Figure contents as structured data:
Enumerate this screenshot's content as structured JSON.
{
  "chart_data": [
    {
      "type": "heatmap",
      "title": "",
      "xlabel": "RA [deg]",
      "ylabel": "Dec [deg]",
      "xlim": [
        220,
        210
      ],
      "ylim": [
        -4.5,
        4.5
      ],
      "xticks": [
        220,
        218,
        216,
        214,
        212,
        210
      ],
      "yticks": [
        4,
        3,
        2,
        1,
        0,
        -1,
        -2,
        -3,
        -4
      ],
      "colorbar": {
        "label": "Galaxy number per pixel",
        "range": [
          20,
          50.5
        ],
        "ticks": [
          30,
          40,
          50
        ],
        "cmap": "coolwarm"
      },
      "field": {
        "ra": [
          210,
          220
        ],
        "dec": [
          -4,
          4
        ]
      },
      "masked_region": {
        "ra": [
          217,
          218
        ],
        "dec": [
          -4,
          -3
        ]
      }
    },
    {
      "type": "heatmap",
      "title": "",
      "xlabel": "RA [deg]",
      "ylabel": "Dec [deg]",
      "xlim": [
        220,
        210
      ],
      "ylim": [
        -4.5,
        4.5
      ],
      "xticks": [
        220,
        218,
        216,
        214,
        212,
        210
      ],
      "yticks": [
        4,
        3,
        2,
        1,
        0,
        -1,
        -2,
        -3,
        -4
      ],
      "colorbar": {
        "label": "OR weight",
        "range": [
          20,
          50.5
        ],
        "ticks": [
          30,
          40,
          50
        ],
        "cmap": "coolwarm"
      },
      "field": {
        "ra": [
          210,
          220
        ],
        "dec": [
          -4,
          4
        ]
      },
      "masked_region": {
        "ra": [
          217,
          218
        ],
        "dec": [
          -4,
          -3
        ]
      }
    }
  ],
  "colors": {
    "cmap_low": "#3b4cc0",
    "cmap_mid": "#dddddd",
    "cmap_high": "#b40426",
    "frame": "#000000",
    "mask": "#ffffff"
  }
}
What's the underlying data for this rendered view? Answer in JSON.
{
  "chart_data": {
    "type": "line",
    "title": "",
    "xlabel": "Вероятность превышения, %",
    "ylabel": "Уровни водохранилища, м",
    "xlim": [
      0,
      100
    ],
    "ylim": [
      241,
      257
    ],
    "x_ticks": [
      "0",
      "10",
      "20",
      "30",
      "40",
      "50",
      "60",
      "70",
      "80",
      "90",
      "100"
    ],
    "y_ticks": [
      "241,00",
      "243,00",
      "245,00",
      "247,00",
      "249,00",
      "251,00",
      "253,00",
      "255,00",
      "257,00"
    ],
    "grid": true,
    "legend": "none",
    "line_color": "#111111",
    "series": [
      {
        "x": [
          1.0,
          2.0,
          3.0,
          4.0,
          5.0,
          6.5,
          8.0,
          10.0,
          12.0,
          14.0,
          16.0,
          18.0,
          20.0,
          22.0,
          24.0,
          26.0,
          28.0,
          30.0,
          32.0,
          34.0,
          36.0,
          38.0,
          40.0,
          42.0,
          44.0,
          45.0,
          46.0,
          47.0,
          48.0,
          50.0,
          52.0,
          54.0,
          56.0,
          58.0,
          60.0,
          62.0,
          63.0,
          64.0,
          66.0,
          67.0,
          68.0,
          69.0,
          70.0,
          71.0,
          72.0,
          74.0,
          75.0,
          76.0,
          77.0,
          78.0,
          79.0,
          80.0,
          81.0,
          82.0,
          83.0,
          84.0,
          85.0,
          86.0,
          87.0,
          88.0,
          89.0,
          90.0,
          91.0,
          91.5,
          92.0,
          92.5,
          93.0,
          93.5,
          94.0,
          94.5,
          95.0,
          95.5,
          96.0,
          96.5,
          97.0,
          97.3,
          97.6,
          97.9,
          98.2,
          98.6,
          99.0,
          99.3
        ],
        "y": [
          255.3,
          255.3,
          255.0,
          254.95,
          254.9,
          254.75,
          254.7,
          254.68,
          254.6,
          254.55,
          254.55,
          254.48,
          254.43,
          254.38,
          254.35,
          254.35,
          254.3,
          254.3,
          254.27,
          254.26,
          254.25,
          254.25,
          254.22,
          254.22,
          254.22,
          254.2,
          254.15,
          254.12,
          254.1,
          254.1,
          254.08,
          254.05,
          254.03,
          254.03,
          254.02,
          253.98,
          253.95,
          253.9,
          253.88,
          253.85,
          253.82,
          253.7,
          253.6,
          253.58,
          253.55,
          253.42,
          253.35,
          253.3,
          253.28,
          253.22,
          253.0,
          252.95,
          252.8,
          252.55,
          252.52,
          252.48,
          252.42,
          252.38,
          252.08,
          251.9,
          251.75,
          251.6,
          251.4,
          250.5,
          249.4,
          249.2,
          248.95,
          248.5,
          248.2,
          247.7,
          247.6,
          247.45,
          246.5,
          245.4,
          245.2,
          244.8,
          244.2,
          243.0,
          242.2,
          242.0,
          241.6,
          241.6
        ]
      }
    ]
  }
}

CHALLENGE: Repeat the lines above exactly.

ANSWER TO THIS EXERCISE:
Enumerate this screenshot's content as structured JSON.
{
  "chart_data": [
    {
      "type": "heatmap",
      "title": "",
      "xlabel": "RA [deg]",
      "ylabel": "Dec [deg]",
      "xlim": [
        220,
        210
      ],
      "ylim": [
        -4.5,
        4.5
      ],
      "xticks": [
        220,
        218,
        216,
        214,
        212,
        210
      ],
      "yticks": [
        4,
        3,
        2,
        1,
        0,
        -1,
        -2,
        -3,
        -4
      ],
      "colorbar": {
        "label": "Galaxy number per pixel",
        "range": [
          20,
          50.5
        ],
        "ticks": [
          30,
          40,
          50
        ],
        "cmap": "coolwarm"
      },
      "field": {
        "ra": [
          210,
          220
        ],
        "dec": [
          -4,
          4
        ]
      },
      "masked_region": {
        "ra": [
          217,
          218
        ],
        "dec": [
          -4,
          -3
        ]
      }
    },
    {
      "type": "heatmap",
      "title": "",
      "xlabel": "RA [deg]",
      "ylabel": "Dec [deg]",
      "xlim": [
        220,
        210
      ],
      "ylim": [
        -4.5,
        4.5
      ],
      "xticks": [
        220,
        218,
        216,
        214,
        212,
        210
      ],
      "yticks": [
        4,
        3,
        2,
        1,
        0,
        -1,
        -2,
        -3,
        -4
      ],
      "colorbar": {
        "label": "OR weight",
        "range": [
          20,
          50.5
        ],
        "ticks": [
          30,
          40,
          50
        ],
        "cmap": "coolwarm"
      },
      "field": {
        "ra": [
          210,
          220
        ],
        "dec": [
          -4,
          4
        ]
      },
      "masked_region": {
        "ra": [
          217,
          218
        ],
        "dec": [
          -4,
          -3
        ]
      }
    }
  ],
  "colors": {
    "cmap_low": "#3b4cc0",
    "cmap_mid": "#dddddd",
    "cmap_high": "#b40426",
    "frame": "#000000",
    "mask": "#ffffff"
  }
}
What's the underlying data for this rendered view? Answer in JSON.
{
  "chart_data": {
    "type": "line",
    "title": "",
    "xlabel": "Вероятность превышения, %",
    "ylabel": "Уровни водохранилища, м",
    "xlim": [
      0,
      100
    ],
    "ylim": [
      241,
      257
    ],
    "x_ticks": [
      "0",
      "10",
      "20",
      "30",
      "40",
      "50",
      "60",
      "70",
      "80",
      "90",
      "100"
    ],
    "y_ticks": [
      "241,00",
      "243,00",
      "245,00",
      "247,00",
      "249,00",
      "251,00",
      "253,00",
      "255,00",
      "257,00"
    ],
    "grid": true,
    "legend": "none",
    "line_color": "#111111",
    "series": [
      {
        "x": [
          1.0,
          2.0,
          3.0,
          4.0,
          5.0,
          6.5,
          8.0,
          10.0,
          12.0,
          14.0,
          16.0,
          18.0,
          20.0,
          22.0,
          24.0,
          26.0,
          28.0,
          30.0,
          32.0,
          34.0,
          36.0,
          38.0,
          40.0,
          42.0,
          44.0,
          45.0,
          46.0,
          47.0,
          48.0,
          50.0,
          52.0,
          54.0,
          56.0,
          58.0,
          60.0,
          62.0,
          63.0,
          64.0,
          66.0,
          67.0,
          68.0,
          69.0,
          70.0,
          71.0,
          72.0,
          74.0,
          75.0,
          76.0,
          77.0,
          78.0,
          79.0,
          80.0,
          81.0,
          82.0,
          83.0,
          84.0,
          85.0,
          86.0,
          87.0,
          88.0,
          89.0,
          90.0,
          91.0,
          91.5,
          92.0,
          92.5,
          93.0,
          93.5,
          94.0,
          94.5,
          95.0,
          95.5,
          96.0,
          96.5,
          97.0,
          97.3,
          97.6,
          97.9,
          98.2,
          98.6,
          99.0,
          99.3
        ],
        "y": [
          255.3,
          255.3,
          255.0,
          254.95,
          254.9,
          254.75,
          254.7,
          254.68,
          254.6,
          254.55,
          254.55,
          254.48,
          254.43,
          254.38,
          254.35,
          254.35,
          254.3,
          254.3,
          254.27,
          254.26,
          254.25,
          254.25,
          254.22,
          254.22,
          254.22,
          254.2,
          254.15,
          254.12,
          254.1,
          254.1,
          254.08,
          254.05,
          254.03,
          254.03,
          254.02,
          253.98,
          253.95,
          253.9,
          253.88,
          253.85,
          253.82,
          253.7,
          253.6,
          253.58,
          253.55,
          253.42,
          253.35,
          253.3,
          253.28,
          253.22,
          253.0,
          252.95,
          252.8,
          252.55,
          252.52,
          252.48,
          252.42,
          252.38,
          252.08,
          251.9,
          251.75,
          251.6,
          251.4,
          250.5,
          249.4,
          249.2,
          248.95,
          248.5,
          248.2,
          247.7,
          247.6,
          247.45,
          246.5,
          245.4,
          245.2,
          244.8,
          244.2,
          243.0,
          242.2,
          242.0,
          241.6,
          241.6
        ]
      }
    ]
  }
}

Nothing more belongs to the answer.